*PROBLEM STATEMENT:*
Copy out each line of the listing that has the word "color" in it.

++++ SUPPLIED MATERIAL ++++

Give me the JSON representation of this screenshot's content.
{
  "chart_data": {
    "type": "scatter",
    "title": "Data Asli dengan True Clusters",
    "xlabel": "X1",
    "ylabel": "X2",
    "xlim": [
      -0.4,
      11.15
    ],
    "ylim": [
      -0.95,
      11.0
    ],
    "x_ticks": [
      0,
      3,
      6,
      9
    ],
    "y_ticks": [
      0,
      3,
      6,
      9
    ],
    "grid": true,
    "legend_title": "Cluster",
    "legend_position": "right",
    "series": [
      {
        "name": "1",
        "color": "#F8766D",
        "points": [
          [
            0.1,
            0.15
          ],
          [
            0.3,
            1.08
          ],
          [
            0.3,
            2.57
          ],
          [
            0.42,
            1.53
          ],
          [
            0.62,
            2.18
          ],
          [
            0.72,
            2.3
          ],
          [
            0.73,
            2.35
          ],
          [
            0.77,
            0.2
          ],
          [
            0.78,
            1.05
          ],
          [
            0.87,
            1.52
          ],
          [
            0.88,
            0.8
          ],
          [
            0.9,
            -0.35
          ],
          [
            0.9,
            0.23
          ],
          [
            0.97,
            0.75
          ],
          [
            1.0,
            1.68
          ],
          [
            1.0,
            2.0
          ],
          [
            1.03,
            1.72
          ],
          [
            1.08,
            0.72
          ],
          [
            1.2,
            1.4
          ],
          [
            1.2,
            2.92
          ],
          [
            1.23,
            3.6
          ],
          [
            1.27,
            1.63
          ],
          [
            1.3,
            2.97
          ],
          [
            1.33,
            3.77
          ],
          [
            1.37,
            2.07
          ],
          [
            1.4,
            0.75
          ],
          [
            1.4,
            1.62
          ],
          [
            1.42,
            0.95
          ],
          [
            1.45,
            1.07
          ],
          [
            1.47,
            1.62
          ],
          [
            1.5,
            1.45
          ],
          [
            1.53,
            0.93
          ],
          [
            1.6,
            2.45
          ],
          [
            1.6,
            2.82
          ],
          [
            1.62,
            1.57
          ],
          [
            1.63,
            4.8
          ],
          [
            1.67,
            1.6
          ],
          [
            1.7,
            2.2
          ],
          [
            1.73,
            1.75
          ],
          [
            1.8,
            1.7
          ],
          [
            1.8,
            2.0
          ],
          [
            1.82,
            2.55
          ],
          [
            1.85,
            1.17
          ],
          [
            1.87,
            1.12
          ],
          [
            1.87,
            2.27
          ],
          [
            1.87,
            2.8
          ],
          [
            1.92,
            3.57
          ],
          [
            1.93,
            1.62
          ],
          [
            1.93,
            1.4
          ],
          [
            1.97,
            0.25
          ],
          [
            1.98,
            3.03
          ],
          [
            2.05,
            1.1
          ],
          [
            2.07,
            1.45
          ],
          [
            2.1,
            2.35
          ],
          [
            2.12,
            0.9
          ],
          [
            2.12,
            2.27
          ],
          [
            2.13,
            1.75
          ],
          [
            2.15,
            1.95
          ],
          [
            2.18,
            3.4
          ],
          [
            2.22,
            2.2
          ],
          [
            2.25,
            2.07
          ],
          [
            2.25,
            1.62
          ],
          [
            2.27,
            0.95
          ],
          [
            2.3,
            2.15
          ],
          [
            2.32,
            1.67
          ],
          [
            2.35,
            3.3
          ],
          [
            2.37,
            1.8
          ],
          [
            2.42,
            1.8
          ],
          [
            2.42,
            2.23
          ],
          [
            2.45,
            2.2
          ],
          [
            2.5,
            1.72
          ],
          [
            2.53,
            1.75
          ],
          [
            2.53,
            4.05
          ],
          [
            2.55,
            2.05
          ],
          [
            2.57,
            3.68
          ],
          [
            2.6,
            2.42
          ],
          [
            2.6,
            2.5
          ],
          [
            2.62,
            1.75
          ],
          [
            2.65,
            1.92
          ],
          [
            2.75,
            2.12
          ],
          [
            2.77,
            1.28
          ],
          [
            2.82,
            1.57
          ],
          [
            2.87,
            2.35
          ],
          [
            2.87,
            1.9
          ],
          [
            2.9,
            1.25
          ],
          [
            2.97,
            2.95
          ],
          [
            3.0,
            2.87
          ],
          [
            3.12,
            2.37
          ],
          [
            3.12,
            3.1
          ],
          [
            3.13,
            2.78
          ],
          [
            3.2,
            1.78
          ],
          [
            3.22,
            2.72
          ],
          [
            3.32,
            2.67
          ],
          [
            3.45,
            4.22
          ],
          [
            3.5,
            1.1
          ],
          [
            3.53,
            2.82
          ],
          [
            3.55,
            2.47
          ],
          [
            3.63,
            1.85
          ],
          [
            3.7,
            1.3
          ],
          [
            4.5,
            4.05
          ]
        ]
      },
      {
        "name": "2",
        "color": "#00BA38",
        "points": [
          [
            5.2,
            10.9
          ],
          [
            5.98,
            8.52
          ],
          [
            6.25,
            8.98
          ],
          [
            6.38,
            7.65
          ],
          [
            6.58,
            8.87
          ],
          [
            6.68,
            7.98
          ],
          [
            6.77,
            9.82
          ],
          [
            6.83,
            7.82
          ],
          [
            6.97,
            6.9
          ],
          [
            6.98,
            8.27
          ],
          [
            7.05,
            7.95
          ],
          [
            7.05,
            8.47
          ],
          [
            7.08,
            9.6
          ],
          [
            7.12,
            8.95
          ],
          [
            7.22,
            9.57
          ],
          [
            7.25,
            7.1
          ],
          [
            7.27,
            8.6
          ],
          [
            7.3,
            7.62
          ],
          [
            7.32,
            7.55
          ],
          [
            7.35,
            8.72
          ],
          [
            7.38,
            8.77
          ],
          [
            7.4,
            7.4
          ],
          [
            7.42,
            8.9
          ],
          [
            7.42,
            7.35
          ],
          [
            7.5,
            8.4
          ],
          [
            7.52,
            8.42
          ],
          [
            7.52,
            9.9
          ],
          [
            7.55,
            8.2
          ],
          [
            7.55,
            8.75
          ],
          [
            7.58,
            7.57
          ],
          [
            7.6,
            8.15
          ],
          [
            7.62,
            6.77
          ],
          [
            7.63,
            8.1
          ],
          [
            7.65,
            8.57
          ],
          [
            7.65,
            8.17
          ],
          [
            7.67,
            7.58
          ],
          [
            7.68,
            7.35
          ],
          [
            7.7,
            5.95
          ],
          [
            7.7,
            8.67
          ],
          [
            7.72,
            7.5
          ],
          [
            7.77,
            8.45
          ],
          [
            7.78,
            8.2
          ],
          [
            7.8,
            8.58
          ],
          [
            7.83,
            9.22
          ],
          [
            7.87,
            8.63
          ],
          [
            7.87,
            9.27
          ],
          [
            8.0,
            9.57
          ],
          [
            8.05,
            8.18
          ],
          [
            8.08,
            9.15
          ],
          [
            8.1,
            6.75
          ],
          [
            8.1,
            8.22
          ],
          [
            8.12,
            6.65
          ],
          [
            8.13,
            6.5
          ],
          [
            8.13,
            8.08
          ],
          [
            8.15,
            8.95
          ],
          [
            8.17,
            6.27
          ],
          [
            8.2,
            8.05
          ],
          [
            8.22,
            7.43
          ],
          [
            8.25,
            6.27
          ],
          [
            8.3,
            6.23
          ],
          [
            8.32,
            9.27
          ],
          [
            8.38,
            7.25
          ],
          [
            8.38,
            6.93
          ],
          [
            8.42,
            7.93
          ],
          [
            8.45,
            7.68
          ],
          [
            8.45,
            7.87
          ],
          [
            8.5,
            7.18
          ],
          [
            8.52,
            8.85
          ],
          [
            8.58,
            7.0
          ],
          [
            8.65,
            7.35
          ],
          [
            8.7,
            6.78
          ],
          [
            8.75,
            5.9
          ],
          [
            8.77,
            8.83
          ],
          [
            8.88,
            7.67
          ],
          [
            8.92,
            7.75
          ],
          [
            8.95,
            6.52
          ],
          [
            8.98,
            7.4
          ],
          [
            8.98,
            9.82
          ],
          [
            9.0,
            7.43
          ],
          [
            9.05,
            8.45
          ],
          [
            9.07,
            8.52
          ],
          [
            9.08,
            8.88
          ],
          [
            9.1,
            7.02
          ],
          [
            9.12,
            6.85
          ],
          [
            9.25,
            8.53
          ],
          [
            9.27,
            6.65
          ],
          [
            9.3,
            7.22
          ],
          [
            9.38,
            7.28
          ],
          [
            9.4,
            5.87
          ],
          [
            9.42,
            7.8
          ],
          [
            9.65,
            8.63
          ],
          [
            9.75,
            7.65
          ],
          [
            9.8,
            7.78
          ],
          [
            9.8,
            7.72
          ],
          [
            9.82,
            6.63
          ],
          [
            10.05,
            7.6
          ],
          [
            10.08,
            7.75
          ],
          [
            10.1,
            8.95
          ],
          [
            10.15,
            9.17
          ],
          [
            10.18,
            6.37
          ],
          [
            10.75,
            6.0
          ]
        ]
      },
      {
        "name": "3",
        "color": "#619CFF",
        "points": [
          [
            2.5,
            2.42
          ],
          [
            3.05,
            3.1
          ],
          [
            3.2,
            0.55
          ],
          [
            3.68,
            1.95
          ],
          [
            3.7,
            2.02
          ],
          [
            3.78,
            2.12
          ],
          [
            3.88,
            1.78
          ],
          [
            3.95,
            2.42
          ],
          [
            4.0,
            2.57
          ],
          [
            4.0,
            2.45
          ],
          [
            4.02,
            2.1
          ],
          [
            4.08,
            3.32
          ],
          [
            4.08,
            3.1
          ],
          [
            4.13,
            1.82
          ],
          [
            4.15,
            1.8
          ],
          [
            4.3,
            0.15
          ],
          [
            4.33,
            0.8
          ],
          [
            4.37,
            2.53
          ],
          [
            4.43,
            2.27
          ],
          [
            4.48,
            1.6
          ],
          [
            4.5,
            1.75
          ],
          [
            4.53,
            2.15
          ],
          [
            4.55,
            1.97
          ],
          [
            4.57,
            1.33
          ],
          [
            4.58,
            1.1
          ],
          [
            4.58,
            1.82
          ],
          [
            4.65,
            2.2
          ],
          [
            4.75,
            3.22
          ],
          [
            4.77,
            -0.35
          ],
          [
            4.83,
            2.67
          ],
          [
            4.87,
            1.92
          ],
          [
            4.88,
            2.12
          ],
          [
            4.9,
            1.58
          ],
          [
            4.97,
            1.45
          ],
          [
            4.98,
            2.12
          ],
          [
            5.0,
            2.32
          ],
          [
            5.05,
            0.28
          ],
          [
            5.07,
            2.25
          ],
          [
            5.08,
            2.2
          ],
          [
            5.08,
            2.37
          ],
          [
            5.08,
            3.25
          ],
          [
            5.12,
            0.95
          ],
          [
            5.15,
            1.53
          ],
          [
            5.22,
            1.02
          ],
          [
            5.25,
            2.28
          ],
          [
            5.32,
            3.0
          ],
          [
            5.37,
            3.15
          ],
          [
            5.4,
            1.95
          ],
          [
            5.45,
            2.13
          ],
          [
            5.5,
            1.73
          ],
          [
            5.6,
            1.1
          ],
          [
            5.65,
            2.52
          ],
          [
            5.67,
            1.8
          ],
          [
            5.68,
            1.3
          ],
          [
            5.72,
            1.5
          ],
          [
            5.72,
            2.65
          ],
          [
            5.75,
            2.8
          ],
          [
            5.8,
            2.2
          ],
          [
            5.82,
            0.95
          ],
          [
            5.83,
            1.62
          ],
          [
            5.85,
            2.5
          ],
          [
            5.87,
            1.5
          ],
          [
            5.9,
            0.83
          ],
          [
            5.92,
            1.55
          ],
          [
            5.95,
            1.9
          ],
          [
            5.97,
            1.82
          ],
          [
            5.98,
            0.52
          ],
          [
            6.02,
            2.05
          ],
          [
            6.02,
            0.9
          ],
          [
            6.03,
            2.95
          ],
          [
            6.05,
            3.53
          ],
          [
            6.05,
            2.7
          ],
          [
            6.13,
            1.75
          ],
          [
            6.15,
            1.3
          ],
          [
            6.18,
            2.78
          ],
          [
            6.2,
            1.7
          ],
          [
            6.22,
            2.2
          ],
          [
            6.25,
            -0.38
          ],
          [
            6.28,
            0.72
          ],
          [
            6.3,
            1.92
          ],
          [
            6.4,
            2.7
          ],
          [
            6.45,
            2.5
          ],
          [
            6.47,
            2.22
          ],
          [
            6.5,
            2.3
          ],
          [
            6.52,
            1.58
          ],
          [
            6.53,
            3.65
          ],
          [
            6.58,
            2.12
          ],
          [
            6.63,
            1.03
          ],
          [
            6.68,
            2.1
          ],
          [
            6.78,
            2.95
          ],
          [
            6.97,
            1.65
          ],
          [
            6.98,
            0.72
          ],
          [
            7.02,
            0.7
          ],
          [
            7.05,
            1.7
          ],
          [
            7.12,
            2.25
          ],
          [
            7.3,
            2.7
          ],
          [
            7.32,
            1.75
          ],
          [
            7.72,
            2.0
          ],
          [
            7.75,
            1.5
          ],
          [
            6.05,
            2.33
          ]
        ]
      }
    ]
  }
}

++++

*RESPONSE FOR THIS EXERCISE:*
        "color": "#F8766D",
        "color": "#00BA38",
        "color": "#619CFF",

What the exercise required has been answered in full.